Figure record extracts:

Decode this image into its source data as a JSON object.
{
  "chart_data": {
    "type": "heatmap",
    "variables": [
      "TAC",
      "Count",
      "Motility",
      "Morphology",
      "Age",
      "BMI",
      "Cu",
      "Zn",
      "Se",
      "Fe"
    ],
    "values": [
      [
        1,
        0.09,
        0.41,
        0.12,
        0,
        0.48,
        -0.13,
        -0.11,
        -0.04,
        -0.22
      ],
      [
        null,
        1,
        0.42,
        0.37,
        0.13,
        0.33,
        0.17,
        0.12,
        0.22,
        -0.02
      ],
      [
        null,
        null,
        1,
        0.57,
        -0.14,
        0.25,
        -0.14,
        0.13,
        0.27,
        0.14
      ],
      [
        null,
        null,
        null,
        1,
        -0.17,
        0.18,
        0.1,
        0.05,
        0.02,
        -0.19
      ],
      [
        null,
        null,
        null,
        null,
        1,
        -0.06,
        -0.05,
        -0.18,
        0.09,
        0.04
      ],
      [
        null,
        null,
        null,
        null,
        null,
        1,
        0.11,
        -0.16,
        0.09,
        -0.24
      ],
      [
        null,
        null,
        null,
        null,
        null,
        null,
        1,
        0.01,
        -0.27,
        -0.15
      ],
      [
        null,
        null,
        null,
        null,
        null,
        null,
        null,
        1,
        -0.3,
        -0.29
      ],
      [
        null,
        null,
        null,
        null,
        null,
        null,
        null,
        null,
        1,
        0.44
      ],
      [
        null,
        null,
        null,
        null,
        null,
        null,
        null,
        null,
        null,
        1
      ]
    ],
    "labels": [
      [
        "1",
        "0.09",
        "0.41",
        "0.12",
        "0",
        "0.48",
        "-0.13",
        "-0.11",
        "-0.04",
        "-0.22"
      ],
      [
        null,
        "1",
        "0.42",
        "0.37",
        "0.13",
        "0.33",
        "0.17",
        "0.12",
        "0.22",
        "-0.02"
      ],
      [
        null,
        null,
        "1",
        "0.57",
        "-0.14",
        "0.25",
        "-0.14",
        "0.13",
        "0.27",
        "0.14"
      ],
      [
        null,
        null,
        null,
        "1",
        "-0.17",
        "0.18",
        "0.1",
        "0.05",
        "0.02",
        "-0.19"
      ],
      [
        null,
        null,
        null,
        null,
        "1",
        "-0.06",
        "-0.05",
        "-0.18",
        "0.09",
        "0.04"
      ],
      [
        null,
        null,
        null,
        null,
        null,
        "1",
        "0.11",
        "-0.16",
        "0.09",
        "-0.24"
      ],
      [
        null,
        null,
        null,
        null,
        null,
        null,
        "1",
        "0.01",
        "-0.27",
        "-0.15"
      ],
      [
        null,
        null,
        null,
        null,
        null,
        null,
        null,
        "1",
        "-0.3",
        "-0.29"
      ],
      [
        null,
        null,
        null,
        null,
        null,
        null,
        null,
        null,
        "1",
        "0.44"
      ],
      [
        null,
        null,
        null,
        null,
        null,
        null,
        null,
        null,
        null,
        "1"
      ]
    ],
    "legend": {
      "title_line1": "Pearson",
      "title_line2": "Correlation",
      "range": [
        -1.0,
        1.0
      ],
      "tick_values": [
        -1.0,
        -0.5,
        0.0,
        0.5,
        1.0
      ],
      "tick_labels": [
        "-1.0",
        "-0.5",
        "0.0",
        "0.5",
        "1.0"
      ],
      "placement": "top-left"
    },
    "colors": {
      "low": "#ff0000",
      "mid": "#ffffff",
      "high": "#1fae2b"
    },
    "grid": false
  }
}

# Problem statement
Reproduce the records word for word.

# The completed task
Decode this image into its source data as a JSON object.
{
  "chart_data": {
    "type": "heatmap",
    "variables": [
      "TAC",
      "Count",
      "Motility",
      "Morphology",
      "Age",
      "BMI",
      "Cu",
      "Zn",
      "Se",
      "Fe"
    ],
    "values": [
      [
        1,
        0.09,
        0.41,
        0.12,
        0,
        0.48,
        -0.13,
        -0.11,
        -0.04,
        -0.22
      ],
      [
        null,
        1,
        0.42,
        0.37,
        0.13,
        0.33,
        0.17,
        0.12,
        0.22,
        -0.02
      ],
      [
        null,
        null,
        1,
        0.57,
        -0.14,
        0.25,
        -0.14,
        0.13,
        0.27,
        0.14
      ],
      [
        null,
        null,
        null,
        1,
        -0.17,
        0.18,
        0.1,
        0.05,
        0.02,
        -0.19
      ],
      [
        null,
        null,
        null,
        null,
        1,
        -0.06,
        -0.05,
        -0.18,
        0.09,
        0.04
      ],
      [
        null,
        null,
        null,
        null,
        null,
        1,
        0.11,
        -0.16,
        0.09,
        -0.24
      ],
      [
        null,
        null,
        null,
        null,
        null,
        null,
        1,
        0.01,
        -0.27,
        -0.15
      ],
      [
        null,
        null,
        null,
        null,
        null,
        null,
        null,
        1,
        -0.3,
        -0.29
      ],
      [
        null,
        null,
        null,
        null,
        null,
        null,
        null,
        null,
        1,
        0.44
      ],
      [
        null,
        null,
        null,
        null,
        null,
        null,
        null,
        null,
        null,
        1
      ]
    ],
    "labels": [
      [
        "1",
        "0.09",
        "0.41",
        "0.12",
        "0",
        "0.48",
        "-0.13",
        "-0.11",
        "-0.04",
        "-0.22"
      ],
      [
        null,
        "1",
        "0.42",
        "0.37",
        "0.13",
        "0.33",
        "0.17",
        "0.12",
        "0.22",
        "-0.02"
      ],
      [
        null,
        null,
        "1",
        "0.57",
        "-0.14",
        "0.25",
        "-0.14",
        "0.13",
        "0.27",
        "0.14"
      ],
      [
        null,
        null,
        null,
        "1",
        "-0.17",
        "0.18",
        "0.1",
        "0.05",
        "0.02",
        "-0.19"
      ],
      [
        null,
        null,
        null,
        null,
        "1",
        "-0.06",
        "-0.05",
        "-0.18",
        "0.09",
        "0.04"
      ],
      [
        null,
        null,
        null,
        null,
        null,
        "1",
        "0.11",
        "-0.16",
        "0.09",
        "-0.24"
      ],
      [
        null,
        null,
        null,
        null,
        null,
        null,
        "1",
        "0.01",
        "-0.27",
        "-0.15"
      ],
      [
        null,
        null,
        null,
        null,
        null,
        null,
        null,
        "1",
        "-0.3",
        "-0.29"
      ],
      [
        null,
        null,
        null,
        null,
        null,
        null,
        null,
        null,
        "1",
        "0.44"
      ],
      [
        null,
        null,
        null,
        null,
        null,
        null,
        null,
        null,
        null,
        "1"
      ]
    ],
    "legend": {
      "title_line1": "Pearson",
      "title_line2": "Correlation",
      "range": [
        -1.0,
        1.0
      ],
      "tick_values": [
        -1.0,
        -0.5,
        0.0,
        0.5,
        1.0
      ],
      "tick_labels": [
        "-1.0",
        "-0.5",
        "0.0",
        "0.5",
        "1.0"
      ],
      "placement": "top-left"
    },
    "colors": {
      "low": "#ff0000",
      "mid": "#ffffff",
      "high": "#1fae2b"
    },
    "grid": false
  }
}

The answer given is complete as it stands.